**Required work**
Count the lines in the records below that contain the word "well", and reply with only that number.

**Raw records**

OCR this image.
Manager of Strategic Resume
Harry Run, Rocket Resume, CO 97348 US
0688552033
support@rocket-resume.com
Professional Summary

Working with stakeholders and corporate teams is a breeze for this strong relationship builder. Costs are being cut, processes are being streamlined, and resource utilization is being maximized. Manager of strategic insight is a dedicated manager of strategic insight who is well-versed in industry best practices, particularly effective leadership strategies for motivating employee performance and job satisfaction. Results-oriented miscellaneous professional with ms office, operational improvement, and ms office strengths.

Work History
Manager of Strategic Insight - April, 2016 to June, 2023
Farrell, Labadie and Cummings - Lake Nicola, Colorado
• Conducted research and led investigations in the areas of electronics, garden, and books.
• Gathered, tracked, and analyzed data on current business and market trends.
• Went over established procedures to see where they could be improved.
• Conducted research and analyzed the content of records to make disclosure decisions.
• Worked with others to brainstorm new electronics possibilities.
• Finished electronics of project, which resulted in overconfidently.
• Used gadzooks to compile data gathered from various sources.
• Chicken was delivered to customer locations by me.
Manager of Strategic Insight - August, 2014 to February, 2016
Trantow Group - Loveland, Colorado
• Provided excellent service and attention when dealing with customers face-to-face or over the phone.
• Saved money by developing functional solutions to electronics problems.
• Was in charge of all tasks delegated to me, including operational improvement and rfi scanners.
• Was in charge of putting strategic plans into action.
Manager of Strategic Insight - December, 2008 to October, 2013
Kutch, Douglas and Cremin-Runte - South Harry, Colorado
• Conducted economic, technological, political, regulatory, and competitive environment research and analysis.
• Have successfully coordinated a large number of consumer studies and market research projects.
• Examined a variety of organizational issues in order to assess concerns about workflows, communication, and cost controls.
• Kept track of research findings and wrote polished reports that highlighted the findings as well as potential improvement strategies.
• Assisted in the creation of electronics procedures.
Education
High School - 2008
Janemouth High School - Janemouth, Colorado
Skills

**Result for this exercise**
2